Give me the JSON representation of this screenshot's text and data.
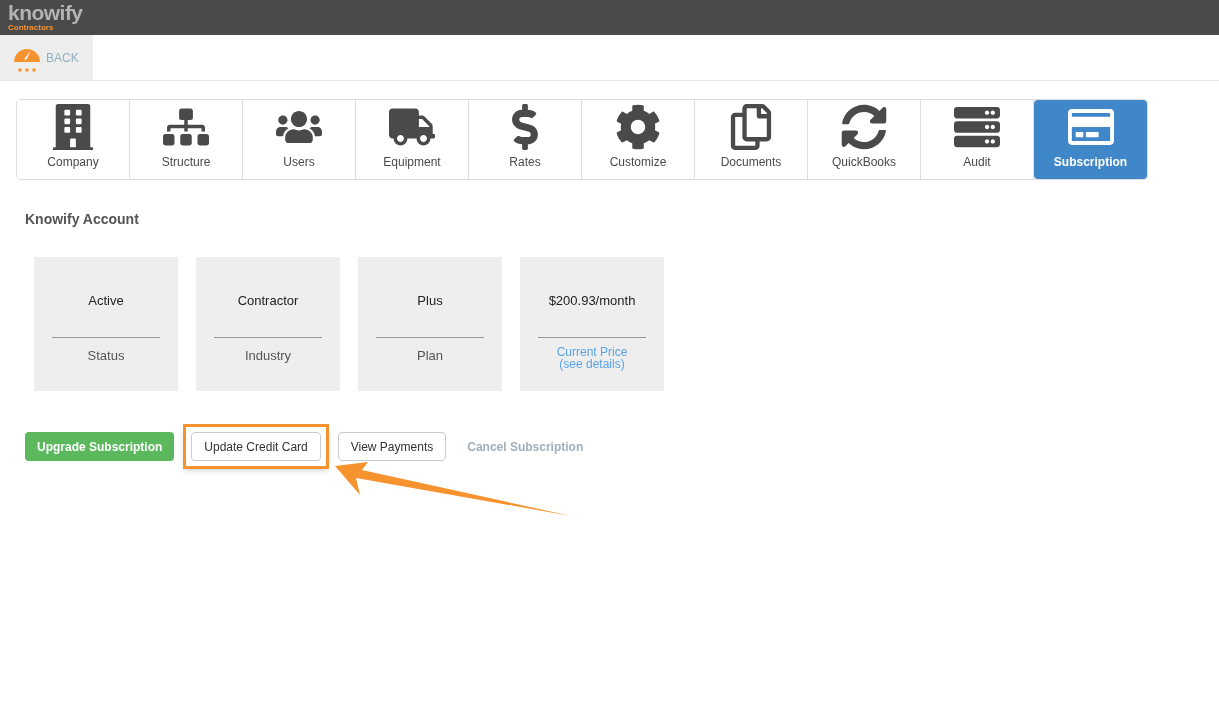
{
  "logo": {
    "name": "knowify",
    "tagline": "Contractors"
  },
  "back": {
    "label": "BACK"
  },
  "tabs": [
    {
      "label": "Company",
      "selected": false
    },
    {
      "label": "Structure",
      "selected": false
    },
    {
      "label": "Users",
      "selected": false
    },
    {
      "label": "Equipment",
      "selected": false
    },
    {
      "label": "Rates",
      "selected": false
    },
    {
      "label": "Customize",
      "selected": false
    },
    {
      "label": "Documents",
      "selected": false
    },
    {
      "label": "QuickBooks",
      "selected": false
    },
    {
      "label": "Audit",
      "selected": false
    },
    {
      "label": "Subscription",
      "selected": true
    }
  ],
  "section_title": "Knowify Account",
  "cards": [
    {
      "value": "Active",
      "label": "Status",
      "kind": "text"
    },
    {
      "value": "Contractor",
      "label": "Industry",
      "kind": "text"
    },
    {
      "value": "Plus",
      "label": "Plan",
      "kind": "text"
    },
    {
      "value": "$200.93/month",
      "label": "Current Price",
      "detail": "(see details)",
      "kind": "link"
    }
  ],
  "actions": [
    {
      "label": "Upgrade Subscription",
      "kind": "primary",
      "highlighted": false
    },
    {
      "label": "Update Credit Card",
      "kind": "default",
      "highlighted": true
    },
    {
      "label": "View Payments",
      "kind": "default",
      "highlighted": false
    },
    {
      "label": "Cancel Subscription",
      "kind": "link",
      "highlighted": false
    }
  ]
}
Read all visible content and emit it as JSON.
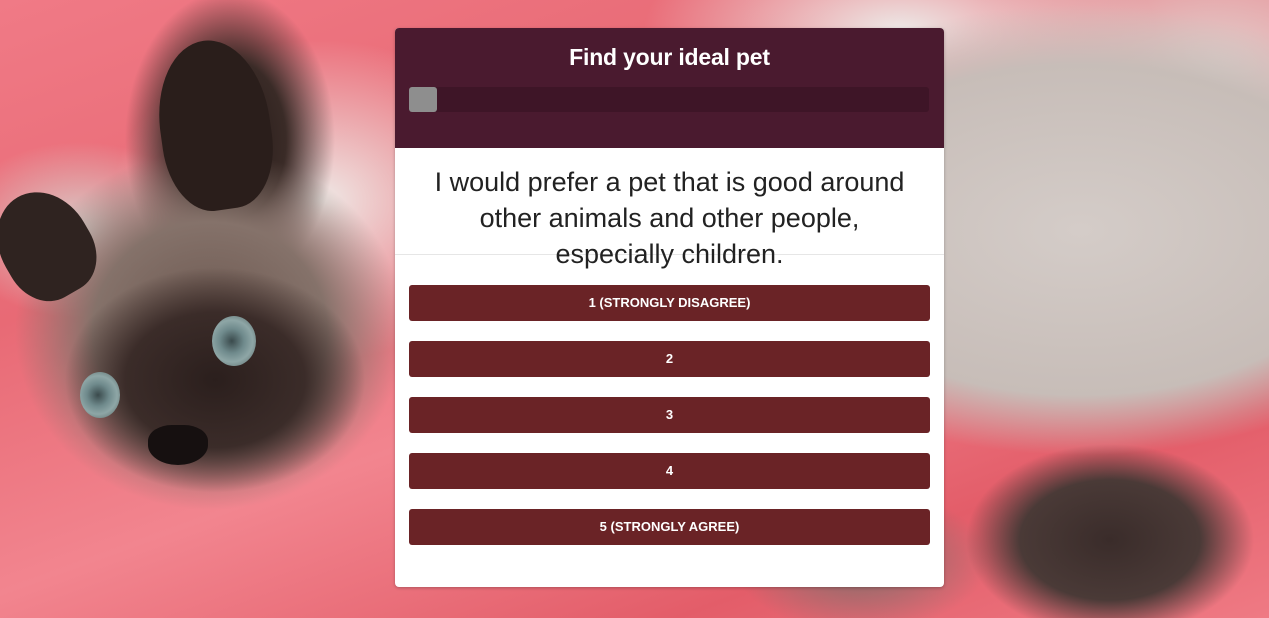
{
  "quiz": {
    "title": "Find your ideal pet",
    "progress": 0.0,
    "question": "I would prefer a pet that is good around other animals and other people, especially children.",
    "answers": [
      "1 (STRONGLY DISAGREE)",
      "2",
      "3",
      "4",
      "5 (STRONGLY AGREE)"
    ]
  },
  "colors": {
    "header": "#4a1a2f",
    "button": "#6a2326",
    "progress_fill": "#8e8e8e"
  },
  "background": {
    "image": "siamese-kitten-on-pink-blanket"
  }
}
──────────────────────────────
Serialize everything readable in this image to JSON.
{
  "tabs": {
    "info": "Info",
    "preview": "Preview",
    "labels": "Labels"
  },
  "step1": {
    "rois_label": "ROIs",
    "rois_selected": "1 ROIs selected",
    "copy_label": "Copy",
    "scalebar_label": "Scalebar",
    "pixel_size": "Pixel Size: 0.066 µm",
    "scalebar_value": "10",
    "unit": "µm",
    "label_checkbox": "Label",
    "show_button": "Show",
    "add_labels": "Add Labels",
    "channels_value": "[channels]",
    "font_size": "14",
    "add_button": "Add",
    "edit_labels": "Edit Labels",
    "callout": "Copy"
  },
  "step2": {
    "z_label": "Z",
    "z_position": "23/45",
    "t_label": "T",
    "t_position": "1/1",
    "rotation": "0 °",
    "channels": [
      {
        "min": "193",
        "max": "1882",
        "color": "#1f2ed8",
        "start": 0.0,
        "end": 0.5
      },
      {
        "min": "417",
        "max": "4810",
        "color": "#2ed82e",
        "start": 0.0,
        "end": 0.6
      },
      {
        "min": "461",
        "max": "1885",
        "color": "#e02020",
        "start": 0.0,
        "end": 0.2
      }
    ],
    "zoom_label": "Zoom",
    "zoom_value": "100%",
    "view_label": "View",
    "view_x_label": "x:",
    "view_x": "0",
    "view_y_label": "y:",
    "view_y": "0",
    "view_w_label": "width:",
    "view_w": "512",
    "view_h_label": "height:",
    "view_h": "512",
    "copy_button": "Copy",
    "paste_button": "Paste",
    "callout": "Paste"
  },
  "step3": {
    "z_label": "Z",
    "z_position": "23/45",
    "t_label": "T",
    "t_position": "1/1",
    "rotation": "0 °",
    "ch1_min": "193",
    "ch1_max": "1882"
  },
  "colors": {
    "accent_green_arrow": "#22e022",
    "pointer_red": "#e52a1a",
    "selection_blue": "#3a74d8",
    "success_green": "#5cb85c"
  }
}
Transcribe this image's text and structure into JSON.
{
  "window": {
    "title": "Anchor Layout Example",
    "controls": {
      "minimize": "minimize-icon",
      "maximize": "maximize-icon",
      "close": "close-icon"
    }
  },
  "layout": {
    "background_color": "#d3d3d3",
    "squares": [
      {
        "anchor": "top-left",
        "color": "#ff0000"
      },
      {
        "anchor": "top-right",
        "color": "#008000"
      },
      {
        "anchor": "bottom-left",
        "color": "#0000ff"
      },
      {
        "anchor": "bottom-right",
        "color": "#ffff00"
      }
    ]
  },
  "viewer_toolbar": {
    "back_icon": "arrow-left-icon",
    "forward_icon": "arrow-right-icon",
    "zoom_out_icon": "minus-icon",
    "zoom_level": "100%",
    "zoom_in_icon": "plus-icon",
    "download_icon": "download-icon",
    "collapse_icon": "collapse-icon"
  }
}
──────────────────────────────
• [Task objective] In the records, locate each line holding the string "right" and copy it.

• [Solution for this problem]
        "anchor": "top-right",
        "anchor": "bottom-right",
    "forward_icon": "arrow-right-icon",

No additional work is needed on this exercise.